Structured figure records =>
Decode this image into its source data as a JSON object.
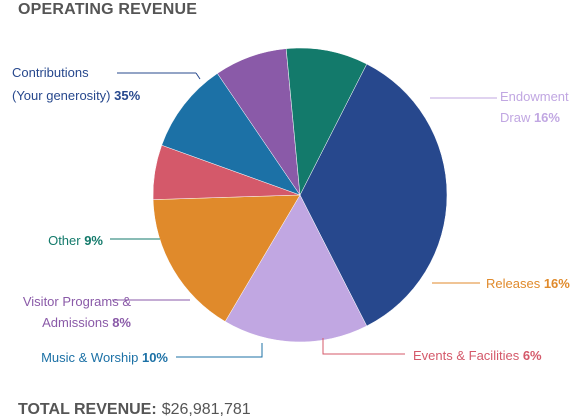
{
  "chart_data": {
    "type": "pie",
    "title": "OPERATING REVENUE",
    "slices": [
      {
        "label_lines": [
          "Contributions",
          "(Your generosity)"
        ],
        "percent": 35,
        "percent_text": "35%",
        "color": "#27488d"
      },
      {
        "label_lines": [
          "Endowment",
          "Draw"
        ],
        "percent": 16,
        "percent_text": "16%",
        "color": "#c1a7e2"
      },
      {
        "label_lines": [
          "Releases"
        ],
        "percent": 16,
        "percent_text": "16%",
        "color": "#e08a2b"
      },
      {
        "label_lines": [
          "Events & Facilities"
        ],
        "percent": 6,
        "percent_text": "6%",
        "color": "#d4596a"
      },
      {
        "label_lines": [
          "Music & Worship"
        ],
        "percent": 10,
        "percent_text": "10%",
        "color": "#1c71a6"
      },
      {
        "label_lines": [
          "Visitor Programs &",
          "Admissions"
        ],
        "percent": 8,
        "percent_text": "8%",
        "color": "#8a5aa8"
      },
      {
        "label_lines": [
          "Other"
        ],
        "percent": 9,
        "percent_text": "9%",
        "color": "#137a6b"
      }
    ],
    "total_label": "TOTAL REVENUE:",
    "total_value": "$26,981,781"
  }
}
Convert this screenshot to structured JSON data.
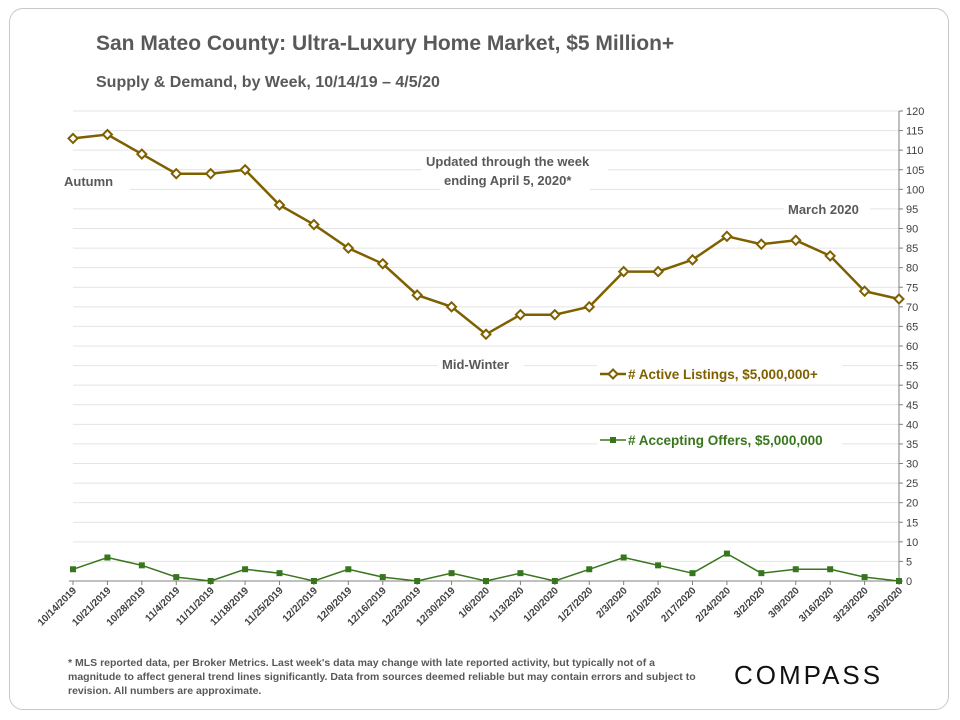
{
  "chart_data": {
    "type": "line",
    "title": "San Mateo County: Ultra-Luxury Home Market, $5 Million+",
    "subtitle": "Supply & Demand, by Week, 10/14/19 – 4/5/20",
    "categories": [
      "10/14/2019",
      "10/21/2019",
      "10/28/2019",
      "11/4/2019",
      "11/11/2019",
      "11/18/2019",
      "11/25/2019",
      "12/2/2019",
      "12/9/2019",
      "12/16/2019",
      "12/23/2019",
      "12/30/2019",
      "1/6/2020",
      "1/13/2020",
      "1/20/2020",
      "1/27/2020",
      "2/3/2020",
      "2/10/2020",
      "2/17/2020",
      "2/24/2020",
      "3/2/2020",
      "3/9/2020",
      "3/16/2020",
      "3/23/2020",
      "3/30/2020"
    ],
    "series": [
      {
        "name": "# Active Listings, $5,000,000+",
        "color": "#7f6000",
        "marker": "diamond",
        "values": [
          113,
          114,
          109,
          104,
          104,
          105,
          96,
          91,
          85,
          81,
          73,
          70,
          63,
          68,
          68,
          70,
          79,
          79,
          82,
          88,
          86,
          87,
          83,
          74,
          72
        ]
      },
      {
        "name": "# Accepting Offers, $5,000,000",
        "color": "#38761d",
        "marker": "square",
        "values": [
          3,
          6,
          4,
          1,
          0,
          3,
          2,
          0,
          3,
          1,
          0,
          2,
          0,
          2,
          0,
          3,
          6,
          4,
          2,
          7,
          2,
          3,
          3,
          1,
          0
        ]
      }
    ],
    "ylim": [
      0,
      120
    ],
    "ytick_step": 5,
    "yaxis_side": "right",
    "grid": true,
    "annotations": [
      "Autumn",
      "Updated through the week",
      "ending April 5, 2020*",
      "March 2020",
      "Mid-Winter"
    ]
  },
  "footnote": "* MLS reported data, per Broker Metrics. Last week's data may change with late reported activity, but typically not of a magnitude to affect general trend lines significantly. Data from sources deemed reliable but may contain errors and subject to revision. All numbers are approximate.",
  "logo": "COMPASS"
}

The problem => What is the number of lines in this material that hold the string "color"? Answer with that number only.

Result below => 9